▶ _Task to complete_
Copy each line of the entries that contains the word "text".

━━━━━ Supplied records ━━━━━

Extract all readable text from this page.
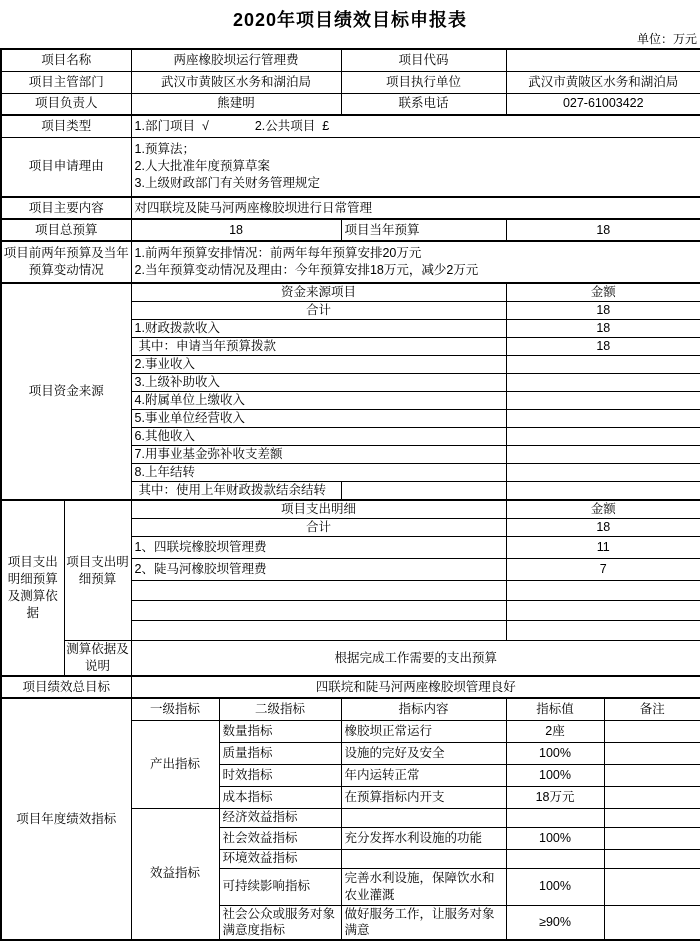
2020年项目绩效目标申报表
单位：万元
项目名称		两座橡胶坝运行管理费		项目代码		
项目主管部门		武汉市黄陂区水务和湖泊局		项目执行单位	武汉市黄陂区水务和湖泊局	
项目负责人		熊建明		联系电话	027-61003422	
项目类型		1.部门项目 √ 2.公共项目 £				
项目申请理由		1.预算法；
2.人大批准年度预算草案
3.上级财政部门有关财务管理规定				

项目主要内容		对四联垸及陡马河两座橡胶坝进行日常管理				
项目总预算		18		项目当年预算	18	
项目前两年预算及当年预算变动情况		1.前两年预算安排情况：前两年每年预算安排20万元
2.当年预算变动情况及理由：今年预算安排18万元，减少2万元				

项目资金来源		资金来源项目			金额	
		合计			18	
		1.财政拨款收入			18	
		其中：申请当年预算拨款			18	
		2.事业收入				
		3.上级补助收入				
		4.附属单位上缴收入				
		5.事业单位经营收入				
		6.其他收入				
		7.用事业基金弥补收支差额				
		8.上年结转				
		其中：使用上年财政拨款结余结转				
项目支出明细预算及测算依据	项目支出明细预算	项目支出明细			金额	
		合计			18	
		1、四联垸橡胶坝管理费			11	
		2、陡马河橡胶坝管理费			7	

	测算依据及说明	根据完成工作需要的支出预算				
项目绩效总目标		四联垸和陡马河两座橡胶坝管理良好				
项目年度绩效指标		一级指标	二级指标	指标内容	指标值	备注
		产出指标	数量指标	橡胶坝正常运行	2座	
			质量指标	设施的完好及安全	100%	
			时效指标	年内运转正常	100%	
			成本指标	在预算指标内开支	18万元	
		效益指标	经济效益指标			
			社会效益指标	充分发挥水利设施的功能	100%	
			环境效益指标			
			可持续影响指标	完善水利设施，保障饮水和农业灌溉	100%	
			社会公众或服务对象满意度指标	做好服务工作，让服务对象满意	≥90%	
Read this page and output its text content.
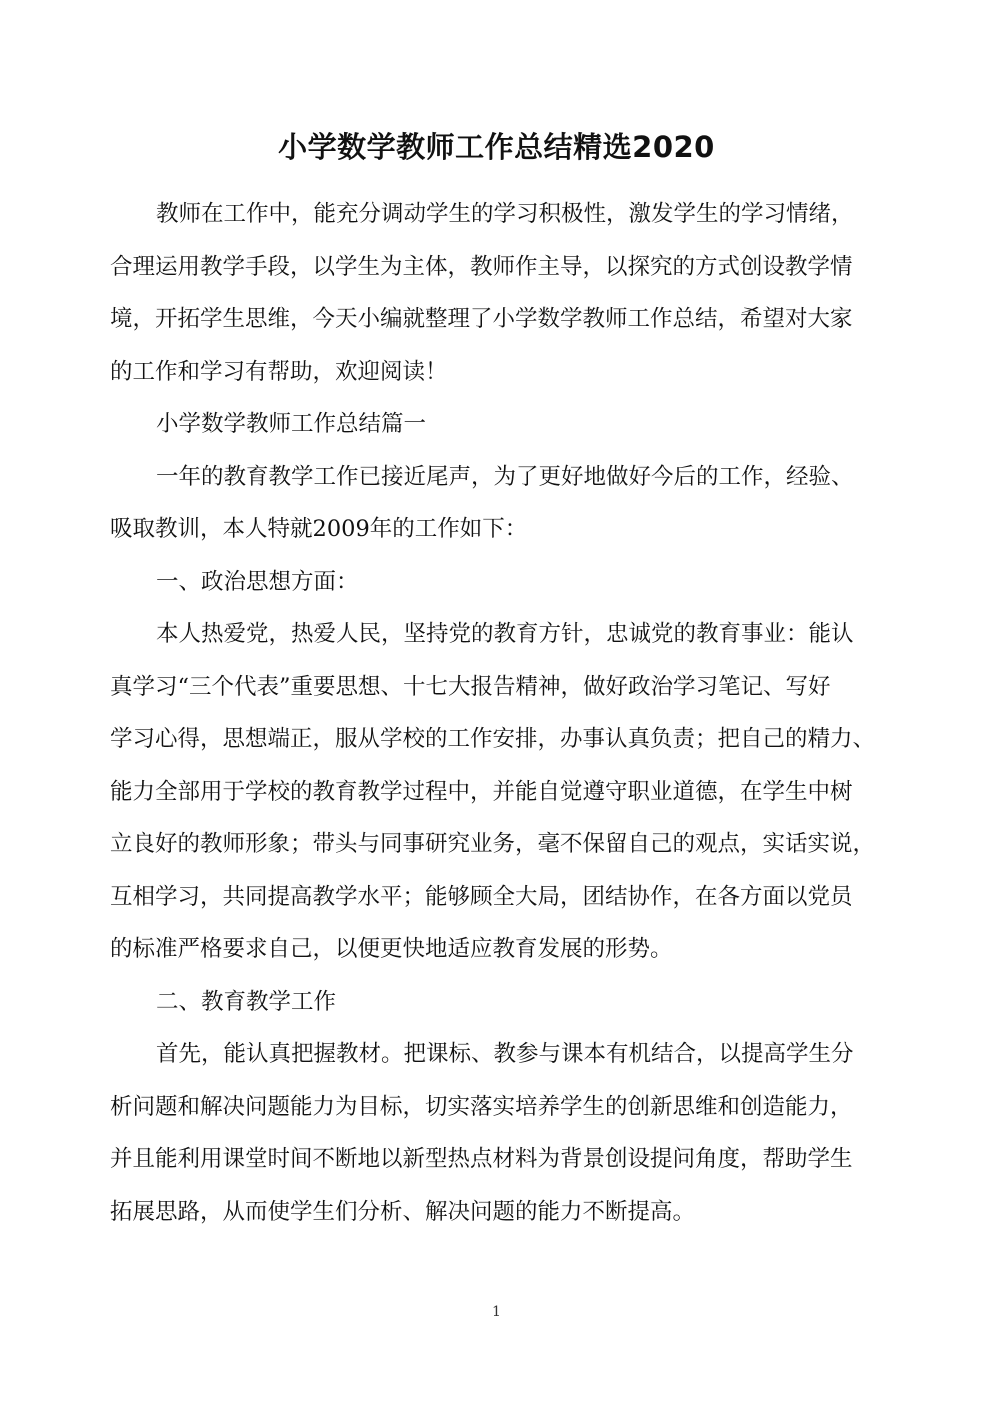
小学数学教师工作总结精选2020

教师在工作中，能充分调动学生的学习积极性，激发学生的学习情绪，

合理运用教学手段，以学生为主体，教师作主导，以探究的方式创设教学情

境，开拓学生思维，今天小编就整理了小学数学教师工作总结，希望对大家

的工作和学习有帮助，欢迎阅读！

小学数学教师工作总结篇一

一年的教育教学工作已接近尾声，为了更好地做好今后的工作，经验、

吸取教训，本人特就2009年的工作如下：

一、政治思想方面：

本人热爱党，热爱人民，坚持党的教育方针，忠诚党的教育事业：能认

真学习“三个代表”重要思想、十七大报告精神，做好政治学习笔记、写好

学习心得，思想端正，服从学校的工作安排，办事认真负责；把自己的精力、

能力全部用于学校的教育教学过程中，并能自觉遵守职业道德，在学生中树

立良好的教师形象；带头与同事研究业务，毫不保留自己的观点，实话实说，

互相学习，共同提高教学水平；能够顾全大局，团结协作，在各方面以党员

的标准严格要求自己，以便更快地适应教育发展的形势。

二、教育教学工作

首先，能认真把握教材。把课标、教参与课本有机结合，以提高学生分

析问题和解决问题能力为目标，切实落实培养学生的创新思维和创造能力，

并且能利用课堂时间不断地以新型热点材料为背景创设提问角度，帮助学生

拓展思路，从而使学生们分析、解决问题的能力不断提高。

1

━━━━━

▶ _Solution for this exercise_
Extract all readable text from this page.
Read this page and output its text content.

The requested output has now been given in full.